> _Activity_:
Report all lines in the records that hold the string "vapen".

> _Provided material_:

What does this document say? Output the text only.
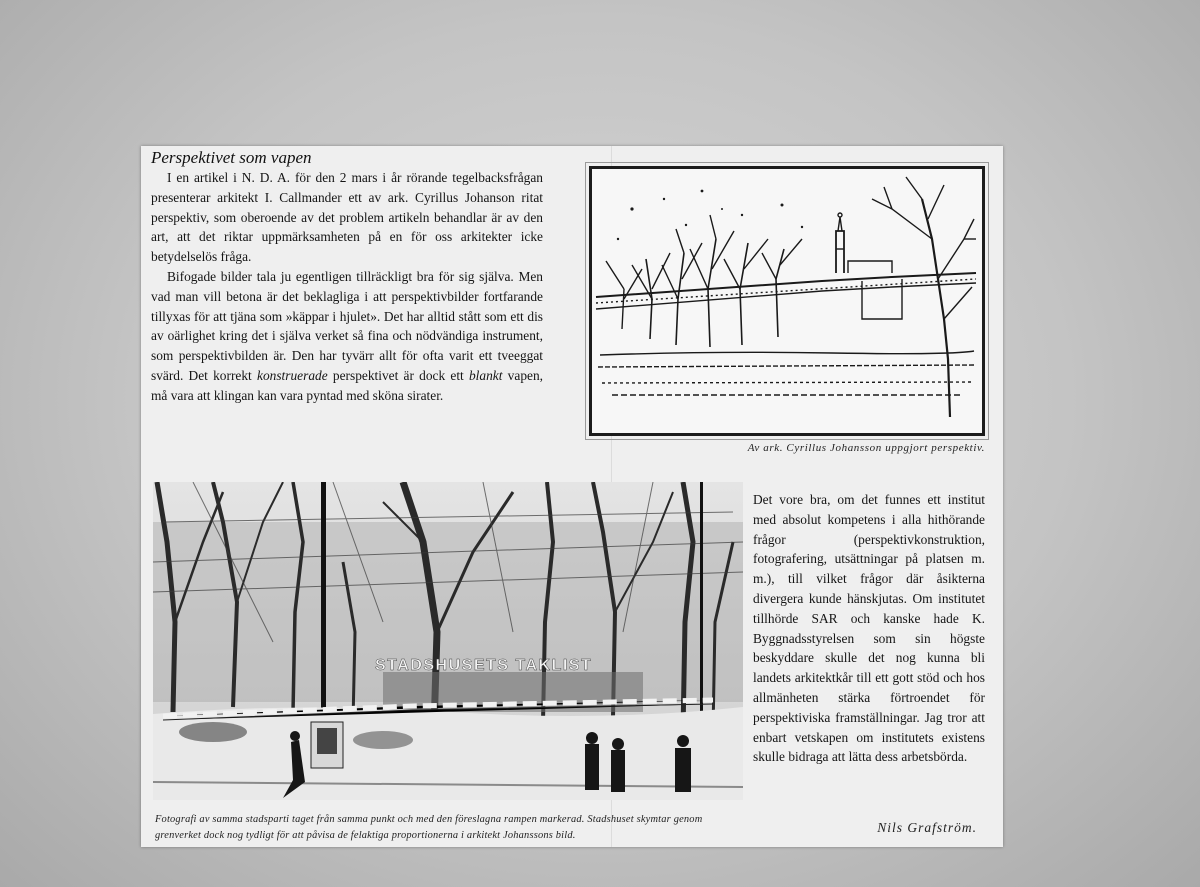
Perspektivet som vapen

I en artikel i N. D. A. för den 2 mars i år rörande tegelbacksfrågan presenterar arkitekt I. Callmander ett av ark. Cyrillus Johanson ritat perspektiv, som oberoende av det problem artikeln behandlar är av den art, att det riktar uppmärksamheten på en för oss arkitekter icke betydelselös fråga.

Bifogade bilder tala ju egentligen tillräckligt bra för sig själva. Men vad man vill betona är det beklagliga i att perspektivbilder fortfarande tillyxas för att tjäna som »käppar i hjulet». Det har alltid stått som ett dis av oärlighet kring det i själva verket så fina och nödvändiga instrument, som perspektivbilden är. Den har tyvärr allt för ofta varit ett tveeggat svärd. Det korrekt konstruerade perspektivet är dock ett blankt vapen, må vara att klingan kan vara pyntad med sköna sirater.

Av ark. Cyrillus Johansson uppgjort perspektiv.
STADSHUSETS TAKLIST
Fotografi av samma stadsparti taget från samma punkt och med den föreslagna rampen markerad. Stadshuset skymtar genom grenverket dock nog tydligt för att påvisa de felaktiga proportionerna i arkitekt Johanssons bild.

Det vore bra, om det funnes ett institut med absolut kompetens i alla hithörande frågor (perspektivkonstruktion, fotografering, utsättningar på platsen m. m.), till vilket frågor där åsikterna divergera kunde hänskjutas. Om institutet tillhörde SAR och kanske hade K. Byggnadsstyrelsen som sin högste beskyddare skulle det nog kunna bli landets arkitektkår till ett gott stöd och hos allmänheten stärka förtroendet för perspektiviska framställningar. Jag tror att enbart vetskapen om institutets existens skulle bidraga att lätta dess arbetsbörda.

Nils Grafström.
--
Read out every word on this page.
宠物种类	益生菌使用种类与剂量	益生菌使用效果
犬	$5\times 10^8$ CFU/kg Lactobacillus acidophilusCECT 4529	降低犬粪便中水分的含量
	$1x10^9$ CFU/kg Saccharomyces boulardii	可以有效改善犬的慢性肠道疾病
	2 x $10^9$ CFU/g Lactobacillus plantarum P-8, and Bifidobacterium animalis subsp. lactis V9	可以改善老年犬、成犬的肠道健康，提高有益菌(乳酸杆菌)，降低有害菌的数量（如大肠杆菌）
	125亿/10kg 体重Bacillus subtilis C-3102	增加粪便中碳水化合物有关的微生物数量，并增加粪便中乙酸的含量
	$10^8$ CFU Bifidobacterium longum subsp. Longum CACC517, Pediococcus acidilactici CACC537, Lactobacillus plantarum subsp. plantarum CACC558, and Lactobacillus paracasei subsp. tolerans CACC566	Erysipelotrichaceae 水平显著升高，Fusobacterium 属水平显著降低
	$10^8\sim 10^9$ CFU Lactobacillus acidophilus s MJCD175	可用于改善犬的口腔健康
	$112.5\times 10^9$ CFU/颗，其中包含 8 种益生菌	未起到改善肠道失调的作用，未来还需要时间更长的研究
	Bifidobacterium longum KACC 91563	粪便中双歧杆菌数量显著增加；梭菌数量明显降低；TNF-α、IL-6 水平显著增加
* * *
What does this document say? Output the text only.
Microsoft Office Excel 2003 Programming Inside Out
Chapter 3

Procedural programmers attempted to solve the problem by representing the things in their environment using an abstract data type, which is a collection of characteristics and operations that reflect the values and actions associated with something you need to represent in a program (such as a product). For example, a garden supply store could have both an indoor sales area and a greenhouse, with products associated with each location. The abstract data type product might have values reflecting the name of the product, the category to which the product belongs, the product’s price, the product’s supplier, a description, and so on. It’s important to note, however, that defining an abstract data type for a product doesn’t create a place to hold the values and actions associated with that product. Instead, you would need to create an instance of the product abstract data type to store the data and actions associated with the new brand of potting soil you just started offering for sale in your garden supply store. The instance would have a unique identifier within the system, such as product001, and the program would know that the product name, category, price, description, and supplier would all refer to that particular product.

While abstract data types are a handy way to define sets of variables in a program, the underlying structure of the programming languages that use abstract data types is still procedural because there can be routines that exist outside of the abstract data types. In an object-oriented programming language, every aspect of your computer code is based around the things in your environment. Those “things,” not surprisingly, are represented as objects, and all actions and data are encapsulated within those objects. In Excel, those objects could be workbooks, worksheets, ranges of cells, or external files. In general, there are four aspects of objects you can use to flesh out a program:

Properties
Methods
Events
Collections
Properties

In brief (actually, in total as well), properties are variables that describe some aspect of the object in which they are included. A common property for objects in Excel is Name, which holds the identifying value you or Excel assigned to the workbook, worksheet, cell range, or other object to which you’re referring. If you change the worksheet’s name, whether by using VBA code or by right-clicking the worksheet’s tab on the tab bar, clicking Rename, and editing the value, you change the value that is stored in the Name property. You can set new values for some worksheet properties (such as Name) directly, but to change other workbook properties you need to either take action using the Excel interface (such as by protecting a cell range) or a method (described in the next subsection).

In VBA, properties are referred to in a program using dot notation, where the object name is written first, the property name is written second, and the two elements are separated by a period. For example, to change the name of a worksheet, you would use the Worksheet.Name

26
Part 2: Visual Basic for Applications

> _Solved exercise_:
Perspektivet som vapen
Bifogade bilder tala ju egentligen tillräckligt bra för sig själva. Men vad man vill betona är det beklagliga i att perspektivbilder fortfarande tillyxas för att tjäna som »käppar i hjulet». Det har alltid stått som ett dis av oärlighet kring det i själva verket så fina och nödvändiga instrument, som perspektivbilden är. Den har tyvärr allt för ofta varit ett tveeggat svärd. Det korrekt konstruerade perspektivet är dock ett blankt vapen, må vara att klingan kan vara pyntad med sköna sirater.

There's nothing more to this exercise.